Exercise brief: Copy out every line exactly, passing over the pictures.
########
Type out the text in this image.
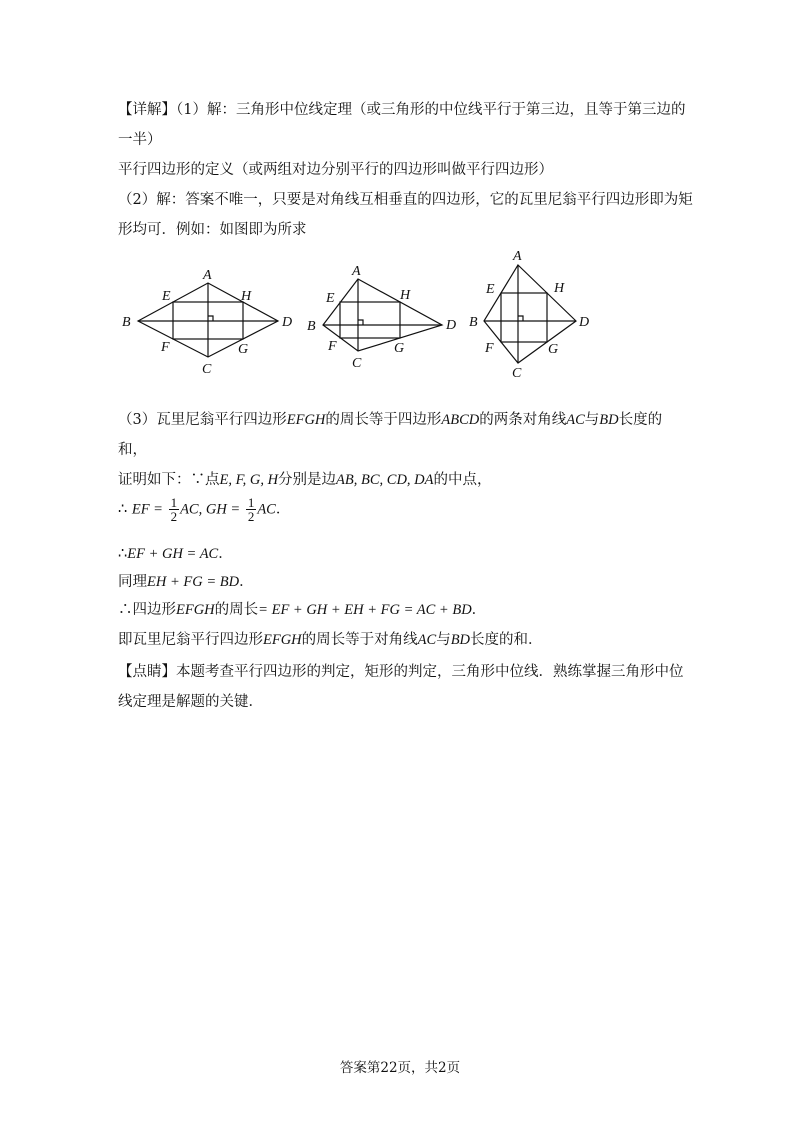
【详解】（1）解：三角形中位线定理（或三角形的中位线平行于第三边，且等于第三边的
一半）
平行四边形的定义（或两组对边分别平行的四边形叫做平行四边形）
（2）解：答案不唯一，只要是对角线互相垂直的四边形，它的瓦里尼翁平行四边形即为矩
形均可．例如：如图即为所求
A
B	D
C
E	H
F	G
A
B	D
C
E	H
F	G
A
B	D
C
E	H
F	G
（3）瓦里尼翁平行四边形EFGH的周长等于四边形ABCD的两条对角线AC与BD长度的
和，
证明如下：∵点E, F, G, H分别是边AB, BC, CD, DA的中点，
∴ EF = $\frac{1}{2}$ AC, GH = $\frac{1}{2}$ AC．
∴EF + GH = AC．
同理EH + FG = BD．
∴四边形EFGH的周长= EF + GH + EH + FG = AC + BD．
即瓦里尼翁平行四边形EFGH的周长等于对角线AC与BD长度的和．
【点睛】本题考查平行四边形的判定，矩形的判定，三角形中位线．熟练掌握三角形中位
线定理是解题的关键．
答案第22页，共2页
########
The reply:
Type out the text in this image.
【详解】（1）解：三角形中位线定理（或三角形的中位线平行于第三边，且等于第三边的
一半）
平行四边形的定义（或两组对边分别平行的四边形叫做平行四边形）
（2）解：答案不唯一，只要是对角线互相垂直的四边形，它的瓦里尼翁平行四边形即为矩
形均可．例如：如图即为所求
A
B	D
C
E	H
F	G
A
B	D
C
E	H
F	G
A
B	D
C
E	H
F	G
（3）瓦里尼翁平行四边形EFGH的周长等于四边形ABCD的两条对角线AC与BD长度的
和，
证明如下：∵点E, F, G, H分别是边AB, BC, CD, DA的中点，
∴ EF = $\frac{1}{2}$ AC, GH = $\frac{1}{2}$ AC．
∴EF + GH = AC．
同理EH + FG = BD．
∴四边形EFGH的周长= EF + GH + EH + FG = AC + BD．
即瓦里尼翁平行四边形EFGH的周长等于对角线AC与BD长度的和．
【点睛】本题考查平行四边形的判定，矩形的判定，三角形中位线．熟练掌握三角形中位
线定理是解题的关键．
答案第22页，共2页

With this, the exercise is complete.